Dataset entries:

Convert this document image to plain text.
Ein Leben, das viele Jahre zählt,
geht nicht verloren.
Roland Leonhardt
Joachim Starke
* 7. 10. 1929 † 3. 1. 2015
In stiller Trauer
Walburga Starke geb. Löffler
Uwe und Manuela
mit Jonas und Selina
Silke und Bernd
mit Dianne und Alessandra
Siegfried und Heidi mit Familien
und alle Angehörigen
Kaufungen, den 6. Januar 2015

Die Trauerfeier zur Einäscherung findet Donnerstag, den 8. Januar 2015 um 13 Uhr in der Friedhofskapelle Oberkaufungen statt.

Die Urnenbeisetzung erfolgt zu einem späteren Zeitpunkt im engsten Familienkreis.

Problem:
Give back the data above exactly as it appears.

Problem solution:
Convert this document image to plain text.
Ein Leben, das viele Jahre zählt,
geht nicht verloren.
Roland Leonhardt
Joachim Starke
* 7. 10. 1929 † 3. 1. 2015
In stiller Trauer
Walburga Starke geb. Löffler
Uwe und Manuela
mit Jonas und Selina
Silke und Bernd
mit Dianne und Alessandra
Siegfried und Heidi mit Familien
und alle Angehörigen
Kaufungen, den 6. Januar 2015

Die Trauerfeier zur Einäscherung findet Donnerstag, den 8. Januar 2015 um 13 Uhr in der Friedhofskapelle Oberkaufungen statt.

Die Urnenbeisetzung erfolgt zu einem späteren Zeitpunkt im engsten Familienkreis.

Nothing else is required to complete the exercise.